[Information shown]:
:::
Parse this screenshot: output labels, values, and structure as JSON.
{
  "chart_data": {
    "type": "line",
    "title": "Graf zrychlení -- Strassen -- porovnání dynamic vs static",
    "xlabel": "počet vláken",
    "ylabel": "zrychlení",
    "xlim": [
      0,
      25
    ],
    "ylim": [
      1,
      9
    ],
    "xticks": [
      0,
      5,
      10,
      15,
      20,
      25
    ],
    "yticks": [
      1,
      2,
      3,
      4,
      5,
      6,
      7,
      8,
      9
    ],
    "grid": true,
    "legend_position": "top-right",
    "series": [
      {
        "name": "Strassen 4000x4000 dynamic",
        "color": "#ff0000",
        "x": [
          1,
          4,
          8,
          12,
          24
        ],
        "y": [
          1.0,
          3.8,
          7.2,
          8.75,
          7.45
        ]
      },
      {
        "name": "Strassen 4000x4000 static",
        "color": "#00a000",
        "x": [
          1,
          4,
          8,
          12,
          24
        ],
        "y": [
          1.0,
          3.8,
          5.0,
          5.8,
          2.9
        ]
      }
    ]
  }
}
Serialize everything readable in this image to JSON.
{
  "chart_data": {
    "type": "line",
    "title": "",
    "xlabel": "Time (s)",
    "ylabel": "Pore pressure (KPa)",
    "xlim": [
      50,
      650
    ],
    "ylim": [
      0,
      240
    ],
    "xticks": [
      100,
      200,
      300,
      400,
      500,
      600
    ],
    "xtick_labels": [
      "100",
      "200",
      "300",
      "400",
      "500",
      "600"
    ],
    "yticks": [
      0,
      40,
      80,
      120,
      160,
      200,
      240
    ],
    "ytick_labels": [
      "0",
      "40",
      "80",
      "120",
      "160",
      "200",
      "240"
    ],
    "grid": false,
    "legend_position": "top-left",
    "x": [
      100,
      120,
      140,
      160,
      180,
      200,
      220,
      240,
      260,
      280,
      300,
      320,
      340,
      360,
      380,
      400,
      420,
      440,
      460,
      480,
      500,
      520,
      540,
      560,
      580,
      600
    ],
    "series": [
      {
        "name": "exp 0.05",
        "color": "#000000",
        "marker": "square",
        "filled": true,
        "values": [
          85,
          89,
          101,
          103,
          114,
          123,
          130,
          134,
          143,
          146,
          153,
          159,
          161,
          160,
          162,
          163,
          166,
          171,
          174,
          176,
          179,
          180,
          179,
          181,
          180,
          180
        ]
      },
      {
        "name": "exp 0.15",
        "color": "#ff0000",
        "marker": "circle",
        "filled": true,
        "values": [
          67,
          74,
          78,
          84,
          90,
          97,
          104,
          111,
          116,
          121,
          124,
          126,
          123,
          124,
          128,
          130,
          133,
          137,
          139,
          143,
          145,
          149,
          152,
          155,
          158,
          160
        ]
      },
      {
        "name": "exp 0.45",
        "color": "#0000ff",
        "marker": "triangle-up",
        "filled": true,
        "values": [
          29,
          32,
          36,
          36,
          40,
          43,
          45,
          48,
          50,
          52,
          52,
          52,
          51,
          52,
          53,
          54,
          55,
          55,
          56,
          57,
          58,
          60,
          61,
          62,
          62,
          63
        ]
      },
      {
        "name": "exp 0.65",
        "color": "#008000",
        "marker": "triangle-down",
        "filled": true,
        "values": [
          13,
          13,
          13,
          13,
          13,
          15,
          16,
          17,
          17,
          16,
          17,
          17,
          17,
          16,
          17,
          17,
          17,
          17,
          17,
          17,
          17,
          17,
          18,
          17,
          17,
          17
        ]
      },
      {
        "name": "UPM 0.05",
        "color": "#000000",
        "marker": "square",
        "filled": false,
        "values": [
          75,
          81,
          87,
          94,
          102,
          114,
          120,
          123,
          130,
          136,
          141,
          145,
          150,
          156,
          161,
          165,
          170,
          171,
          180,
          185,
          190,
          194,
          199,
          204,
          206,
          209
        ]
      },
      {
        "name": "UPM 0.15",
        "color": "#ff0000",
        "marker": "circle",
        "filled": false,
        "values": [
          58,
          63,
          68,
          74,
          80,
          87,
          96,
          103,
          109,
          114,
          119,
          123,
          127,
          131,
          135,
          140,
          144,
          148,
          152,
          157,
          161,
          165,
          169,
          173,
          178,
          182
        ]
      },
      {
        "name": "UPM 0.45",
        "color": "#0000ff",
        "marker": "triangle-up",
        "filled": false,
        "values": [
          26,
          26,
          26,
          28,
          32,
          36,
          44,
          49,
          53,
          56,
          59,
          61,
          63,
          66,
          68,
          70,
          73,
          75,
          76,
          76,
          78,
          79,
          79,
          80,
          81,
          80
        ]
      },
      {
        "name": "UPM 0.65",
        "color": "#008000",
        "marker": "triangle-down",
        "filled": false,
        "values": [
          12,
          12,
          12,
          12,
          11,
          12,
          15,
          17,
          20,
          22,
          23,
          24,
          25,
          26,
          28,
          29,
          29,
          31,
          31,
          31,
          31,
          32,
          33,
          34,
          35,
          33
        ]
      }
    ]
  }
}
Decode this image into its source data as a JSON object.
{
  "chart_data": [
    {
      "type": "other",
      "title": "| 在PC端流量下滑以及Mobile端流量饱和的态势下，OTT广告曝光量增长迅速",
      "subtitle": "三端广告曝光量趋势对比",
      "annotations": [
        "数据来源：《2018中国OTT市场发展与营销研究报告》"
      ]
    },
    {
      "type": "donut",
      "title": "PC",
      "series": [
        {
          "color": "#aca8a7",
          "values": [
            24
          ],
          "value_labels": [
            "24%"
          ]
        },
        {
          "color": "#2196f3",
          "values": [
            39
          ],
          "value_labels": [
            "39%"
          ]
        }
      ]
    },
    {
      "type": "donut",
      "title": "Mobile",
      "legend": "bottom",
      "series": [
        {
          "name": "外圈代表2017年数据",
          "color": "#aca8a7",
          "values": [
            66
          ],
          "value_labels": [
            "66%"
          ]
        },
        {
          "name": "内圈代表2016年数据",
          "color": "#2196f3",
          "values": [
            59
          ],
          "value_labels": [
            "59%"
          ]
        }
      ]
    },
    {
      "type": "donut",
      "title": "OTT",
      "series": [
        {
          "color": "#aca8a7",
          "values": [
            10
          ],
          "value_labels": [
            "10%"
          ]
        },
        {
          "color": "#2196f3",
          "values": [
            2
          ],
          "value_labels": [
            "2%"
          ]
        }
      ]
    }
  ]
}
:::
[Given problem]: Produce a verbatim transcription of the entries above.

[Answer in full]:
Parse this screenshot: output labels, values, and structure as JSON.
{
  "chart_data": {
    "type": "line",
    "title": "Graf zrychlení -- Strassen -- porovnání dynamic vs static",
    "xlabel": "počet vláken",
    "ylabel": "zrychlení",
    "xlim": [
      0,
      25
    ],
    "ylim": [
      1,
      9
    ],
    "xticks": [
      0,
      5,
      10,
      15,
      20,
      25
    ],
    "yticks": [
      1,
      2,
      3,
      4,
      5,
      6,
      7,
      8,
      9
    ],
    "grid": true,
    "legend_position": "top-right",
    "series": [
      {
        "name": "Strassen 4000x4000 dynamic",
        "color": "#ff0000",
        "x": [
          1,
          4,
          8,
          12,
          24
        ],
        "y": [
          1.0,
          3.8,
          7.2,
          8.75,
          7.45
        ]
      },
      {
        "name": "Strassen 4000x4000 static",
        "color": "#00a000",
        "x": [
          1,
          4,
          8,
          12,
          24
        ],
        "y": [
          1.0,
          3.8,
          5.0,
          5.8,
          2.9
        ]
      }
    ]
  }
}
Serialize everything readable in this image to JSON.
{
  "chart_data": {
    "type": "line",
    "title": "",
    "xlabel": "Time (s)",
    "ylabel": "Pore pressure (KPa)",
    "xlim": [
      50,
      650
    ],
    "ylim": [
      0,
      240
    ],
    "xticks": [
      100,
      200,
      300,
      400,
      500,
      600
    ],
    "xtick_labels": [
      "100",
      "200",
      "300",
      "400",
      "500",
      "600"
    ],
    "yticks": [
      0,
      40,
      80,
      120,
      160,
      200,
      240
    ],
    "ytick_labels": [
      "0",
      "40",
      "80",
      "120",
      "160",
      "200",
      "240"
    ],
    "grid": false,
    "legend_position": "top-left",
    "x": [
      100,
      120,
      140,
      160,
      180,
      200,
      220,
      240,
      260,
      280,
      300,
      320,
      340,
      360,
      380,
      400,
      420,
      440,
      460,
      480,
      500,
      520,
      540,
      560,
      580,
      600
    ],
    "series": [
      {
        "name": "exp 0.05",
        "color": "#000000",
        "marker": "square",
        "filled": true,
        "values": [
          85,
          89,
          101,
          103,
          114,
          123,
          130,
          134,
          143,
          146,
          153,
          159,
          161,
          160,
          162,
          163,
          166,
          171,
          174,
          176,
          179,
          180,
          179,
          181,
          180,
          180
        ]
      },
      {
        "name": "exp 0.15",
        "color": "#ff0000",
        "marker": "circle",
        "filled": true,
        "values": [
          67,
          74,
          78,
          84,
          90,
          97,
          104,
          111,
          116,
          121,
          124,
          126,
          123,
          124,
          128,
          130,
          133,
          137,
          139,
          143,
          145,
          149,
          152,
          155,
          158,
          160
        ]
      },
      {
        "name": "exp 0.45",
        "color": "#0000ff",
        "marker": "triangle-up",
        "filled": true,
        "values": [
          29,
          32,
          36,
          36,
          40,
          43,
          45,
          48,
          50,
          52,
          52,
          52,
          51,
          52,
          53,
          54,
          55,
          55,
          56,
          57,
          58,
          60,
          61,
          62,
          62,
          63
        ]
      },
      {
        "name": "exp 0.65",
        "color": "#008000",
        "marker": "triangle-down",
        "filled": true,
        "values": [
          13,
          13,
          13,
          13,
          13,
          15,
          16,
          17,
          17,
          16,
          17,
          17,
          17,
          16,
          17,
          17,
          17,
          17,
          17,
          17,
          17,
          17,
          18,
          17,
          17,
          17
        ]
      },
      {
        "name": "UPM 0.05",
        "color": "#000000",
        "marker": "square",
        "filled": false,
        "values": [
          75,
          81,
          87,
          94,
          102,
          114,
          120,
          123,
          130,
          136,
          141,
          145,
          150,
          156,
          161,
          165,
          170,
          171,
          180,
          185,
          190,
          194,
          199,
          204,
          206,
          209
        ]
      },
      {
        "name": "UPM 0.15",
        "color": "#ff0000",
        "marker": "circle",
        "filled": false,
        "values": [
          58,
          63,
          68,
          74,
          80,
          87,
          96,
          103,
          109,
          114,
          119,
          123,
          127,
          131,
          135,
          140,
          144,
          148,
          152,
          157,
          161,
          165,
          169,
          173,
          178,
          182
        ]
      },
      {
        "name": "UPM 0.45",
        "color": "#0000ff",
        "marker": "triangle-up",
        "filled": false,
        "values": [
          26,
          26,
          26,
          28,
          32,
          36,
          44,
          49,
          53,
          56,
          59,
          61,
          63,
          66,
          68,
          70,
          73,
          75,
          76,
          76,
          78,
          79,
          79,
          80,
          81,
          80
        ]
      },
      {
        "name": "UPM 0.65",
        "color": "#008000",
        "marker": "triangle-down",
        "filled": false,
        "values": [
          12,
          12,
          12,
          12,
          11,
          12,
          15,
          17,
          20,
          22,
          23,
          24,
          25,
          26,
          28,
          29,
          29,
          31,
          31,
          31,
          31,
          32,
          33,
          34,
          35,
          33
        ]
      }
    ]
  }
}
Decode this image into its source data as a JSON object.
{
  "chart_data": [
    {
      "type": "other",
      "title": "| 在PC端流量下滑以及Mobile端流量饱和的态势下，OTT广告曝光量增长迅速",
      "subtitle": "三端广告曝光量趋势对比",
      "annotations": [
        "数据来源：《2018中国OTT市场发展与营销研究报告》"
      ]
    },
    {
      "type": "donut",
      "title": "PC",
      "series": [
        {
          "color": "#aca8a7",
          "values": [
            24
          ],
          "value_labels": [
            "24%"
          ]
        },
        {
          "color": "#2196f3",
          "values": [
            39
          ],
          "value_labels": [
            "39%"
          ]
        }
      ]
    },
    {
      "type": "donut",
      "title": "Mobile",
      "legend": "bottom",
      "series": [
        {
          "name": "外圈代表2017年数据",
          "color": "#aca8a7",
          "values": [
            66
          ],
          "value_labels": [
            "66%"
          ]
        },
        {
          "name": "内圈代表2016年数据",
          "color": "#2196f3",
          "values": [
            59
          ],
          "value_labels": [
            "59%"
          ]
        }
      ]
    },
    {
      "type": "donut",
      "title": "OTT",
      "series": [
        {
          "color": "#aca8a7",
          "values": [
            10
          ],
          "value_labels": [
            "10%"
          ]
        },
        {
          "color": "#2196f3",
          "values": [
            2
          ],
          "value_labels": [
            "2%"
          ]
        }
      ]
    }
  ]
}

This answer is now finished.